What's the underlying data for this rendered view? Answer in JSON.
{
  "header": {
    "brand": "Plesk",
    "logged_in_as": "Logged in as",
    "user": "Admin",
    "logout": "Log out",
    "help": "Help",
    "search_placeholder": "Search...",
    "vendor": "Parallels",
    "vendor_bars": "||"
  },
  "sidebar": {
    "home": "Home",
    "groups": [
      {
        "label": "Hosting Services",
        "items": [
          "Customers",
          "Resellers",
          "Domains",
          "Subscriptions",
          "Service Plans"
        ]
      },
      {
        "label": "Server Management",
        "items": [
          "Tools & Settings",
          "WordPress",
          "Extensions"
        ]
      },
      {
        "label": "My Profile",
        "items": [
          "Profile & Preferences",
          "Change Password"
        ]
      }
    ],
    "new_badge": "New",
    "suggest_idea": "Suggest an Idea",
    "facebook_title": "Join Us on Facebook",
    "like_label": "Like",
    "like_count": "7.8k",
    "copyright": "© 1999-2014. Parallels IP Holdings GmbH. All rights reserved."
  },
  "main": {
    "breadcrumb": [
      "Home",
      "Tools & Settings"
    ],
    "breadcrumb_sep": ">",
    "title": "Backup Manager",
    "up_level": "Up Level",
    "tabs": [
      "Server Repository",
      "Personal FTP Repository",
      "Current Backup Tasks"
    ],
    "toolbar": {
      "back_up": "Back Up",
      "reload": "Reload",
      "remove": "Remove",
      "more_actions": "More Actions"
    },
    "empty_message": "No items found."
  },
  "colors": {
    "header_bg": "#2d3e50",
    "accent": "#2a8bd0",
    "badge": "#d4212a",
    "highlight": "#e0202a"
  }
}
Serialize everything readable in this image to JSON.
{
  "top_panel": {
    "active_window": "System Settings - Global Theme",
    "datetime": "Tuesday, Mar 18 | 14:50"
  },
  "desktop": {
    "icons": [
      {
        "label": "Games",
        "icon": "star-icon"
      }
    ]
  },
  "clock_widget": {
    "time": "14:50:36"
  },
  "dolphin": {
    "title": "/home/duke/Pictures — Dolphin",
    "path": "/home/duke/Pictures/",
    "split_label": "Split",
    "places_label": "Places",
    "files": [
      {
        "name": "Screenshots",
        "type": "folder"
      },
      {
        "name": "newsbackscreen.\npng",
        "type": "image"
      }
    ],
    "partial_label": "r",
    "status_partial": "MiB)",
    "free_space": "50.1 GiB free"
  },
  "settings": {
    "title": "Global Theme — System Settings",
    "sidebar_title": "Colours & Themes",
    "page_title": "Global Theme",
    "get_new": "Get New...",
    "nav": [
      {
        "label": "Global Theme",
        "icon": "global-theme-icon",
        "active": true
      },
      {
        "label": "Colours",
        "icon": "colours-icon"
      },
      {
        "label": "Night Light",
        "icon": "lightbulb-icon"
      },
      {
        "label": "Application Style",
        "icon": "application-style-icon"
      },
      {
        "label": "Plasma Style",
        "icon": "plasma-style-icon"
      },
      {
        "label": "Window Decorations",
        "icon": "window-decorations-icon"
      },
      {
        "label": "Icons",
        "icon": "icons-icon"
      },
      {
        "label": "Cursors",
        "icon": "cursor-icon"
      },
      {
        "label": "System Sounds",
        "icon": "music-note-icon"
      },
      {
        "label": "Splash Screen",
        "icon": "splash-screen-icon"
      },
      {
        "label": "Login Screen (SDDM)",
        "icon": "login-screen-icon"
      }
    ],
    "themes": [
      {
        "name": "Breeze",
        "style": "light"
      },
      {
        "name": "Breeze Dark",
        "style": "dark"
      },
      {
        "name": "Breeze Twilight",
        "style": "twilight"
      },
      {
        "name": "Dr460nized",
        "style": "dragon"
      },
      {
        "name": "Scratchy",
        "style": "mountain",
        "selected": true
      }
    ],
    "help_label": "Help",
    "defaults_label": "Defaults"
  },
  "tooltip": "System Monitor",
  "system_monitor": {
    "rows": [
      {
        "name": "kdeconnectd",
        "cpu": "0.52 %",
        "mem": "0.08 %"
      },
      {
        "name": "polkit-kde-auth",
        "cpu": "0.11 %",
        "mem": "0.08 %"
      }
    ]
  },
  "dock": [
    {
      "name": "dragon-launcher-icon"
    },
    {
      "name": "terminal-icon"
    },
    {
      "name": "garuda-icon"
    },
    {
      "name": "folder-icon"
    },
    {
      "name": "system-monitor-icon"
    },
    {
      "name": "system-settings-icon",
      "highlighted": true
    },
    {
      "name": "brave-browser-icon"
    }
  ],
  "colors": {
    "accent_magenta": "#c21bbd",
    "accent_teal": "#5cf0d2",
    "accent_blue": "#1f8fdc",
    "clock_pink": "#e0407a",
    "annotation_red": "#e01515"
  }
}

» **WHAT YOU SHOULD DO**: Looking at the listing above, how many of its lines contain the string "true"? Give the number alone.

» **SOLUTION TO THE EXERCISE**: 3